=== To be done ===
- 1) Rewrite the excerpt about the Kuwait oil strike starting at "Kuwait  oil workers" and ending at "banks – disagree.", with "oil minister" replaced by "energy minister".
- 2) In the excerpt about the Kuwait oil strike, what output level did Kuwait Petroleum say it would boost production to, and how soon?

=== Text excerpt ===
- - - - - - -

Kuwait  oil workers had ended their strike which disrupted oil production in the 4th largest OPEC producer for 3 days cutting it by as much as 1.7 mmb/d.

Kuwait Petroleum also added that it would boost output to 3m b/d within 3 days, which in turn has pressured the price of oil overnight, and the May WTI contract was back to just over $40 at last check, sliding 2%.

Not helping things was a very dejected Venezuela oil minister Eulogio Del Pino who said at a conference in Moscow that he sees oil prices returning to lows in 3-4 weeks if oil producers can’t make a deal. For now the algos – and central banks – disagree.

And speaking of central banks, it is probably safe to say that after yesterday’s negative inventory build data and the news of the Kuwait strike ending, should oil resume its climb and somehow end green (even if DOE reports another inventory build later today) that it is indeed central banks who are now actively propping up and daytrading oil, as so many have now suspected.

- - - - - - -

=== Material ===
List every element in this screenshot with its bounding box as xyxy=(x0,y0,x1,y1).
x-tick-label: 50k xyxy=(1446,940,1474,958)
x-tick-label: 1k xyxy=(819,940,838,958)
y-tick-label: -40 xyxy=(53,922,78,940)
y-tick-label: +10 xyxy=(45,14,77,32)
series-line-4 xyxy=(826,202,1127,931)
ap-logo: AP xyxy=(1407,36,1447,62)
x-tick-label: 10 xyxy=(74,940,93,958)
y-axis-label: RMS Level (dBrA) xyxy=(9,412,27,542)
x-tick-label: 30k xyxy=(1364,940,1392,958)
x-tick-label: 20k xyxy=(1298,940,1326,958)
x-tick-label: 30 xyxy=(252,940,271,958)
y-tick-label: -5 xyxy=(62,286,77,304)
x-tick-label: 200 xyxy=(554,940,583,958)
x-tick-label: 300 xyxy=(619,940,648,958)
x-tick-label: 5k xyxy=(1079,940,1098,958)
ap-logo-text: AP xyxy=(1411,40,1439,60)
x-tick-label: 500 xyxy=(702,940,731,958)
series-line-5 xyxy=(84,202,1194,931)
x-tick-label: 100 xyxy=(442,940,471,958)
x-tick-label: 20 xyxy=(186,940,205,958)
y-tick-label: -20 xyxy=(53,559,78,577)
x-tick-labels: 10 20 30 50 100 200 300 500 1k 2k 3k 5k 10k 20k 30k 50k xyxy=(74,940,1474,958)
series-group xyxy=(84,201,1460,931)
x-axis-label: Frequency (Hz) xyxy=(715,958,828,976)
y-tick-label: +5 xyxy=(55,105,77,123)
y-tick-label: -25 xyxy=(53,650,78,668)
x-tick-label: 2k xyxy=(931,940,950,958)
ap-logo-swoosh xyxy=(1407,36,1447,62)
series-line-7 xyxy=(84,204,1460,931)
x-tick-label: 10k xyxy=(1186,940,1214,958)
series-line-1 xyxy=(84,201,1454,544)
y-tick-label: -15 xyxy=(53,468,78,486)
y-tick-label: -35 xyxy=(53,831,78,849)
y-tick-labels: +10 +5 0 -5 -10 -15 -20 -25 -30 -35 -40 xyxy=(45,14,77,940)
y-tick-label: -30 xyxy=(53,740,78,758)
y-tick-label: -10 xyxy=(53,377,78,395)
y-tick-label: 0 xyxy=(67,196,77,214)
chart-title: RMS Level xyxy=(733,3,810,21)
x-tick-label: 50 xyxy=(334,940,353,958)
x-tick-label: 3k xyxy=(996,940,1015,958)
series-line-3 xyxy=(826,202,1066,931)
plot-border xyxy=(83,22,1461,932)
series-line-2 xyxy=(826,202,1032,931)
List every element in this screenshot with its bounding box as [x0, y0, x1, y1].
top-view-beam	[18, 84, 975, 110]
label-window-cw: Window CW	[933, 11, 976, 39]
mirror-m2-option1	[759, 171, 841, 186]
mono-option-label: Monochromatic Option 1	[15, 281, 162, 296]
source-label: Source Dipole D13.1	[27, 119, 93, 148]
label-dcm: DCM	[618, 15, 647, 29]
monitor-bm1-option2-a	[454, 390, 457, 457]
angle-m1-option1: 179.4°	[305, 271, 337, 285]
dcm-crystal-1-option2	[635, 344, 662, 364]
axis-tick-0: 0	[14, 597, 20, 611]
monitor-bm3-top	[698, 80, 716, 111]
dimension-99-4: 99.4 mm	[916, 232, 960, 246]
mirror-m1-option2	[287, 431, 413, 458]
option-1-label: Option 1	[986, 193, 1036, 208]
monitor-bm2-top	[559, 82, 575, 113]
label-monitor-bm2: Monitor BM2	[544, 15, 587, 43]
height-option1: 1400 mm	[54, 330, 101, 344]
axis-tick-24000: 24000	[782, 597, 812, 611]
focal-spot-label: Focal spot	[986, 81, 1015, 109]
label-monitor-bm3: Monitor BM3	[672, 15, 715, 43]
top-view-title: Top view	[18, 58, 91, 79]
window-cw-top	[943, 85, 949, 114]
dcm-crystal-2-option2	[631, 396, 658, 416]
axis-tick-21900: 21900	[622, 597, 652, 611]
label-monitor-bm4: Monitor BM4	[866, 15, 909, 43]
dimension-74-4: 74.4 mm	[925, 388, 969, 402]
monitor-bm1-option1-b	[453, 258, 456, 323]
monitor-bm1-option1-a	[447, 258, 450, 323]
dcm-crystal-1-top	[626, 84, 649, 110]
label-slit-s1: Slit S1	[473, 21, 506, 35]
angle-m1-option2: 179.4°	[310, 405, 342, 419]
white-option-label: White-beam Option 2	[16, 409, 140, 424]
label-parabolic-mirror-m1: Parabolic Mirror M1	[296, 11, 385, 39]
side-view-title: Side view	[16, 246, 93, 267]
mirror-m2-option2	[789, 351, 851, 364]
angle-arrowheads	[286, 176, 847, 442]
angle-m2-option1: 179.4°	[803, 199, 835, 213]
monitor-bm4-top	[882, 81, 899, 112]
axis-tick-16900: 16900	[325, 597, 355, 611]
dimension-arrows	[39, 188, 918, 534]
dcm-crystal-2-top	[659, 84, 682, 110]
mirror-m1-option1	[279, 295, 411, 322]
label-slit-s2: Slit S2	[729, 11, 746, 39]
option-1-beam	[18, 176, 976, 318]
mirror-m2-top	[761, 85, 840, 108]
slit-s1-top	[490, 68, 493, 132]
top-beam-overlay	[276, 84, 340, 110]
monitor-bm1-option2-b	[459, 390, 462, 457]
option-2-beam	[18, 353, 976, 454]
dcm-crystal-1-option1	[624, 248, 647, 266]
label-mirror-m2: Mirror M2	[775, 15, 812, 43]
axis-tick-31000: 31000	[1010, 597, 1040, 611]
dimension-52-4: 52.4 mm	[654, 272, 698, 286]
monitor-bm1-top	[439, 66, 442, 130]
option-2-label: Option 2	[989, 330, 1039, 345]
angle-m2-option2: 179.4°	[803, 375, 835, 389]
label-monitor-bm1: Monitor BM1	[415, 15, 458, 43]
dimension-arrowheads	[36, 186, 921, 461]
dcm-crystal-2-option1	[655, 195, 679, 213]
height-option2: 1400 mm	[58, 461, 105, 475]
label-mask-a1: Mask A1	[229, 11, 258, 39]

- - - - - - -

=== Correct answers ===
- 1)
Kuwait  oil workers had ended their strike which disrupted oil production in the 4th largest OPEC producer for 3 days cutting it by as much as 1.7 mmb/d.

Kuwait Petroleum also added that it would boost output to 3m b/d within 3 days, which in turn has pressured the price of oil overnight, and the May WTI contract was back to just over $40 at last check, sliding 2%.

Not helping things was a very dejected Venezuela energy minister Eulogio Del Pino who said at a conference in Moscow that he sees oil prices returning to lows in 3-4 weeks if oil producers can’t make a deal. For now the algos – and central banks – disagree.

- 2) 3m b/d within 3 days.